------ Data records ------

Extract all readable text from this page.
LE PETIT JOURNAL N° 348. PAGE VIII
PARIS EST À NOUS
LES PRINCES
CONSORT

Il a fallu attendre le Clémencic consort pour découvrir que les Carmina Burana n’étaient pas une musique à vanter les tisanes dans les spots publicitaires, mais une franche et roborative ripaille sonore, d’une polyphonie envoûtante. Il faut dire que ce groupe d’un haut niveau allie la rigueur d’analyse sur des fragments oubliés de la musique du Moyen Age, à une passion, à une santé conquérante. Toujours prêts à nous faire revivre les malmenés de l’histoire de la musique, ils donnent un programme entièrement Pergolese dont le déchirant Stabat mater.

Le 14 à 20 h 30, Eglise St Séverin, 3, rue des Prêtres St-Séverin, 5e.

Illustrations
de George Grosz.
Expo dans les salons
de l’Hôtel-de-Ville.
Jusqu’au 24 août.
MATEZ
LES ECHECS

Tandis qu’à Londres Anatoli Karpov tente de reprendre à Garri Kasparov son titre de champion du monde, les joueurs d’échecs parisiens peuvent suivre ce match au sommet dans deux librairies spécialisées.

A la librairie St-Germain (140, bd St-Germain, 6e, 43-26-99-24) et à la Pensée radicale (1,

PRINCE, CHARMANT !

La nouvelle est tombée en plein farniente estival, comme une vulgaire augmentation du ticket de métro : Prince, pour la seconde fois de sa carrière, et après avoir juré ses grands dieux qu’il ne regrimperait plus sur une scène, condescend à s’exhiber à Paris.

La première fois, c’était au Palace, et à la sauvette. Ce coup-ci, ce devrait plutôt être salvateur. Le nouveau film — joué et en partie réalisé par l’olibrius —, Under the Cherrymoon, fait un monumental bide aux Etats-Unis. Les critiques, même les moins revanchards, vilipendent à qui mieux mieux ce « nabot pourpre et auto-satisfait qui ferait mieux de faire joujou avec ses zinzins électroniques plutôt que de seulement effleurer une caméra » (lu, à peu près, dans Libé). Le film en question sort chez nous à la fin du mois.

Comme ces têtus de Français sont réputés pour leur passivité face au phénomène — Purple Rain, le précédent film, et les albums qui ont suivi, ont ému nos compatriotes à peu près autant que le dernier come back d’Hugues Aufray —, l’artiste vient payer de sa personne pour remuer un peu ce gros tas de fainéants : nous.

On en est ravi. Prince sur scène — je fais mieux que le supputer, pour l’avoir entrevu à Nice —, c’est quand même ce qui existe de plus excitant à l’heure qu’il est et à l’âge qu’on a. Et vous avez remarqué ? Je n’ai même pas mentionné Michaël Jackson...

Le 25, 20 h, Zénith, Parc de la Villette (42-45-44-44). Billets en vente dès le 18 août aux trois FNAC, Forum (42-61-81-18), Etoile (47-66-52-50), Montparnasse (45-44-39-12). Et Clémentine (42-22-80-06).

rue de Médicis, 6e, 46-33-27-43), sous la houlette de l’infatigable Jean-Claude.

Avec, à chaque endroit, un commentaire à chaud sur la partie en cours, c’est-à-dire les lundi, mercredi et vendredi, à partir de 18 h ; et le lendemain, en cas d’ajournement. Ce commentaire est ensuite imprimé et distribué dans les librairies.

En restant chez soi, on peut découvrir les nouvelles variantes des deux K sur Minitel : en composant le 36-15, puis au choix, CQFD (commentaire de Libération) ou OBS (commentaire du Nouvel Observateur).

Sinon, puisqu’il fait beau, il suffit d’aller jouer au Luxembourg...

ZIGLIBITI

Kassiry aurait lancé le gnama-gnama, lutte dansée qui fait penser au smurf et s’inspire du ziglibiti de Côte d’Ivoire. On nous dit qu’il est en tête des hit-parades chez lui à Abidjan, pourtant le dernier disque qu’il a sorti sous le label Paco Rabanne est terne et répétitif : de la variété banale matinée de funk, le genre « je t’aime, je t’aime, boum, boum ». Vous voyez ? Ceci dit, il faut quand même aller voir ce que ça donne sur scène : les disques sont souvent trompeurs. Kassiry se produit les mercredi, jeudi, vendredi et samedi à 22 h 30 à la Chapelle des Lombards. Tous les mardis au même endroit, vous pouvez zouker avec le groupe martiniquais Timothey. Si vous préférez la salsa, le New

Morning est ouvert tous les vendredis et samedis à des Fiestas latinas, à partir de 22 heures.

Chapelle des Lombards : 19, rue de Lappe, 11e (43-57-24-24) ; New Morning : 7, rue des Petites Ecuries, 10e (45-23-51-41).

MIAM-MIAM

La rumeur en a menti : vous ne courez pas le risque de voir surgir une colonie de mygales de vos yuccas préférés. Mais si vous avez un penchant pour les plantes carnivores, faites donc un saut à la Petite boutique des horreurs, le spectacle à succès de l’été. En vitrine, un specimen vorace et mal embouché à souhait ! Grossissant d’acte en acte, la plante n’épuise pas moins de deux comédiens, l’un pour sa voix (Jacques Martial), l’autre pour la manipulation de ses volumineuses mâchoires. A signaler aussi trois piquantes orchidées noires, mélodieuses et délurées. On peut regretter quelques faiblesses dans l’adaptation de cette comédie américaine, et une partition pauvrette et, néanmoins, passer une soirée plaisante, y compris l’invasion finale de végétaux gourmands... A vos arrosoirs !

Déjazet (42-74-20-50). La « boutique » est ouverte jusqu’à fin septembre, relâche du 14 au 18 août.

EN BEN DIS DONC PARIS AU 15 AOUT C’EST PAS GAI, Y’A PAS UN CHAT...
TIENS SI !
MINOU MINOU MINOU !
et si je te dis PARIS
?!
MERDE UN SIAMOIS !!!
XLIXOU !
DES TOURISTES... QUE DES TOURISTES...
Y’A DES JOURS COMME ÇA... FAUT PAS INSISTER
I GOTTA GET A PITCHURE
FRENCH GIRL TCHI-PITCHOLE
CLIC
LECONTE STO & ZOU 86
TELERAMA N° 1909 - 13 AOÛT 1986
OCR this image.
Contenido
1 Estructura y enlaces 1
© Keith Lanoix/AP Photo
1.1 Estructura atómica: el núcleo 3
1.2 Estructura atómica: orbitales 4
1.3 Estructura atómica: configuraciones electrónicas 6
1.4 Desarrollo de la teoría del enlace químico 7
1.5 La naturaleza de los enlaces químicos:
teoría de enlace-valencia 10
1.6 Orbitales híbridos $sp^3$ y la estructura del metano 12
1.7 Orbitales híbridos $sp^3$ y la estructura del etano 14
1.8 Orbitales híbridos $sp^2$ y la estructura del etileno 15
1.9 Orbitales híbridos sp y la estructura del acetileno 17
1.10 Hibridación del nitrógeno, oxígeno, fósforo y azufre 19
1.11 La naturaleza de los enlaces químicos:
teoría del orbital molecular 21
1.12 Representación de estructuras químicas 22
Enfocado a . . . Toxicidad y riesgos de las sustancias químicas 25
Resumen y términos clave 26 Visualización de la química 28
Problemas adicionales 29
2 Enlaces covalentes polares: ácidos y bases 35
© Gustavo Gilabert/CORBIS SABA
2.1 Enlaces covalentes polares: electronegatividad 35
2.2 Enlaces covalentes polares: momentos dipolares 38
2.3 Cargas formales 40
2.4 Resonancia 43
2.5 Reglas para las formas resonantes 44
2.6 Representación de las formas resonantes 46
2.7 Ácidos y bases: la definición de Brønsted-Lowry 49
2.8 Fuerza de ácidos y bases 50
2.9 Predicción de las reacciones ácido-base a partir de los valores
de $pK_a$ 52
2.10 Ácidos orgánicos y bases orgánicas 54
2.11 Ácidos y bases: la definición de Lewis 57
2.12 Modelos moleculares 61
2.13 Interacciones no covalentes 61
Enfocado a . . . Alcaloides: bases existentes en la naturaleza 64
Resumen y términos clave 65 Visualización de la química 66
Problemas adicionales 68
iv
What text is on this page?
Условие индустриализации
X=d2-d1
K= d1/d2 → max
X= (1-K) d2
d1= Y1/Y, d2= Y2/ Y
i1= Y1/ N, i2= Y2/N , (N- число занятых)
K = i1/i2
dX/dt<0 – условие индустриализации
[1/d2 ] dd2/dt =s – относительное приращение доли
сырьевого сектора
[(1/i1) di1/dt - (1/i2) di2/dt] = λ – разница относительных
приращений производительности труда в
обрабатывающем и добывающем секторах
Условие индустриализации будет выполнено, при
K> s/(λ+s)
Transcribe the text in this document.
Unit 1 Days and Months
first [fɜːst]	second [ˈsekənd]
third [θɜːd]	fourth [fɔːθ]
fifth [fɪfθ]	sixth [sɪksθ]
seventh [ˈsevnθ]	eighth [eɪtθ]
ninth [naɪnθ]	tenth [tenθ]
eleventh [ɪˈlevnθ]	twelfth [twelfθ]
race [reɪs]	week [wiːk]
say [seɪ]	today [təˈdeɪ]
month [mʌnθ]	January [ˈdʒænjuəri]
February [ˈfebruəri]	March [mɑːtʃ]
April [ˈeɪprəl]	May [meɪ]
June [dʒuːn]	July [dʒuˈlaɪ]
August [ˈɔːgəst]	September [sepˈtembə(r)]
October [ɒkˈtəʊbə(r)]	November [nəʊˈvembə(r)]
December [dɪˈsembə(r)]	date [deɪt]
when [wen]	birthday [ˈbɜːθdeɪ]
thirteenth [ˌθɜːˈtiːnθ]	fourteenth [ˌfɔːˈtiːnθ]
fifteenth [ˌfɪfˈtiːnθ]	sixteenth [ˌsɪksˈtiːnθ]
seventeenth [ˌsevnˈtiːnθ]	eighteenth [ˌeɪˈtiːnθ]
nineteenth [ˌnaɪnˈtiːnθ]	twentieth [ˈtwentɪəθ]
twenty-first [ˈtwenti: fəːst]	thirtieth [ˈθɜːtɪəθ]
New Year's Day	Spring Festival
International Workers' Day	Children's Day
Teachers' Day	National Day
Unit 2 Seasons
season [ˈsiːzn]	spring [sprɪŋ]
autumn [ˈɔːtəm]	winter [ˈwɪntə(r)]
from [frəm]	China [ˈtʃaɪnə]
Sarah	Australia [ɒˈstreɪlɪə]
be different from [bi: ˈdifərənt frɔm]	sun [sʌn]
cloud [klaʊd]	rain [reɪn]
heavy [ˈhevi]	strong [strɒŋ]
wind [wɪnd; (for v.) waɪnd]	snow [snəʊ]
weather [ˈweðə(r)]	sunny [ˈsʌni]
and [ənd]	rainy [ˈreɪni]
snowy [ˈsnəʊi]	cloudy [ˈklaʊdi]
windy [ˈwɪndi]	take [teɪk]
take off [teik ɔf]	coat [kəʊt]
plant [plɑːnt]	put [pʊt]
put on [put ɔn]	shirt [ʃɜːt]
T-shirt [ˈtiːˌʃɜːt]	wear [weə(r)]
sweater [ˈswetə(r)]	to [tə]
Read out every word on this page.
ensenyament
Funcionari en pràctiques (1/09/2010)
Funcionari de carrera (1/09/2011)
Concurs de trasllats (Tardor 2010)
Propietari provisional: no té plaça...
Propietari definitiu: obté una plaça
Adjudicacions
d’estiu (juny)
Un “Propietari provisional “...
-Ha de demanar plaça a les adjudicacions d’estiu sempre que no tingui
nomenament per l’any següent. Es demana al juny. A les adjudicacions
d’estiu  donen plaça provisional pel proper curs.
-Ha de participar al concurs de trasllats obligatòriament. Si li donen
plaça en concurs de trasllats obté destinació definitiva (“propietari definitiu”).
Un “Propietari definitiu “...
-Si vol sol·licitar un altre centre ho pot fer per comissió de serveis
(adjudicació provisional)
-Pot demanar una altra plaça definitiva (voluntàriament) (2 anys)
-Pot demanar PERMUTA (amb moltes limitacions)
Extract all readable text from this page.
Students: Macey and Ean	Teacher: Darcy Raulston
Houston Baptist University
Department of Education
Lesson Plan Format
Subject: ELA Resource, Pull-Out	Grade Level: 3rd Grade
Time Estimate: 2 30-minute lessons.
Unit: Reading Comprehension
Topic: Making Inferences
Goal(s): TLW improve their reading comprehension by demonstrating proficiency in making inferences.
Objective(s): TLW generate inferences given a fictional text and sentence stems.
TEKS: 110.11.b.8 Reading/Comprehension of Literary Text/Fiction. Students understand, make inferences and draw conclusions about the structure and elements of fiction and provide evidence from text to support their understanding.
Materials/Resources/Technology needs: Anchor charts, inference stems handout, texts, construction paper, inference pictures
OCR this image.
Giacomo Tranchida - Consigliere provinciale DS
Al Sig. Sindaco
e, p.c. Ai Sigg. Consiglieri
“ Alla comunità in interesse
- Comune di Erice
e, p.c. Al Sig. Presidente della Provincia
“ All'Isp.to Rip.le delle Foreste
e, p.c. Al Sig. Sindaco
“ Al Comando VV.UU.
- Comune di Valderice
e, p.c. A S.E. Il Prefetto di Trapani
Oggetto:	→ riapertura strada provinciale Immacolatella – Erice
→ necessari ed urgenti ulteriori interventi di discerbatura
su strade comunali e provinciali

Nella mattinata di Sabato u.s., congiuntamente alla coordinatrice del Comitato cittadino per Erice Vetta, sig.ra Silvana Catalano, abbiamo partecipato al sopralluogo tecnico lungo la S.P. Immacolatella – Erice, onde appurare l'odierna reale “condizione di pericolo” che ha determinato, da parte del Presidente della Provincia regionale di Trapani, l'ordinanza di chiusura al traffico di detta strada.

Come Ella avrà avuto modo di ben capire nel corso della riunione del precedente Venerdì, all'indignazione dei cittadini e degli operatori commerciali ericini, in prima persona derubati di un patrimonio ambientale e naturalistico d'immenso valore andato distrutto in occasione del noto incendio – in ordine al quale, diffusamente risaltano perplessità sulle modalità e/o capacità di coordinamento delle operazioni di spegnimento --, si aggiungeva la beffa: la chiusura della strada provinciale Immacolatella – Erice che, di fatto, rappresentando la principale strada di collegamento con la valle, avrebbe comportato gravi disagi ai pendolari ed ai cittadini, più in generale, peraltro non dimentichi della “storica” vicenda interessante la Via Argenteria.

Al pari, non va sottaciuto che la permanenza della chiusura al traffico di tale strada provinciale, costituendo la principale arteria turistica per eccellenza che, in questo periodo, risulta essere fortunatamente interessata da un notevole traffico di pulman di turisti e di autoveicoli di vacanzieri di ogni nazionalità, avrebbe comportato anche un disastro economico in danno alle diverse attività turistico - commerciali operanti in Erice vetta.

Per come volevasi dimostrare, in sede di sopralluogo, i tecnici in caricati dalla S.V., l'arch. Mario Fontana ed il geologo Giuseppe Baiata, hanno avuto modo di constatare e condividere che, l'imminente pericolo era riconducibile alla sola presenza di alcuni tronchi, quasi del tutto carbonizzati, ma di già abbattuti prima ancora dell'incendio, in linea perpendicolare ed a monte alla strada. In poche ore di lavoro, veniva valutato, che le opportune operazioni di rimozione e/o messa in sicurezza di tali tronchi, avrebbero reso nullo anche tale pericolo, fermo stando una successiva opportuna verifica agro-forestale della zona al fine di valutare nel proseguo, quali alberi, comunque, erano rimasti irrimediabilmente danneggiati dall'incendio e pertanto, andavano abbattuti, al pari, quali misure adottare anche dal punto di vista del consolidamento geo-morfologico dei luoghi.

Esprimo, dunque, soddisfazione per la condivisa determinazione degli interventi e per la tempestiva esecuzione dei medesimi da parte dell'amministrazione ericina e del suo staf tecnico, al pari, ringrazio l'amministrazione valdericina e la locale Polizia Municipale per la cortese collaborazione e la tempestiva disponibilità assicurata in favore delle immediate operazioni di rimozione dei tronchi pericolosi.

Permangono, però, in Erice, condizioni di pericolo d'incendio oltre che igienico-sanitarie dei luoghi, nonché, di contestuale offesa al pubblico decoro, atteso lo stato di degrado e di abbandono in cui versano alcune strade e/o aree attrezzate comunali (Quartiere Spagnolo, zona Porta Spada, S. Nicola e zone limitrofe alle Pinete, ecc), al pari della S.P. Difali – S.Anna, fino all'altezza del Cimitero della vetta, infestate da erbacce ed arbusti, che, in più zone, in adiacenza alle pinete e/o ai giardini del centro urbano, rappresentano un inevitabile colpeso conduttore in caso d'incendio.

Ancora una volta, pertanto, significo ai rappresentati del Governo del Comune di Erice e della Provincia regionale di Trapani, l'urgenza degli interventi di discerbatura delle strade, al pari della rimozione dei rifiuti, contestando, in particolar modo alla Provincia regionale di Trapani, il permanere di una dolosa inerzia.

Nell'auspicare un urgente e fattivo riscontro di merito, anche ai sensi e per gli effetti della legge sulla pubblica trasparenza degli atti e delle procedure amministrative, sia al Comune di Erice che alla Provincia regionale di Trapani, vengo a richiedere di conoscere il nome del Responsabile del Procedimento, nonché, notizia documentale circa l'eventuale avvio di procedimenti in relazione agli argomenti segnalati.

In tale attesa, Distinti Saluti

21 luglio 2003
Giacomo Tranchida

------

Problem to solve —
Using the listing above, show every line that includes the string "Students".

Answer to the task —
Students: Macey and Ean	Teacher: Darcy Raulston
TEKS: 110.11.b.8 Reading/Comprehension of Literary Text/Fiction. Students understand, make inferences and draw conclusions about the structure and elements of fiction and provide evidence from text to support their understanding.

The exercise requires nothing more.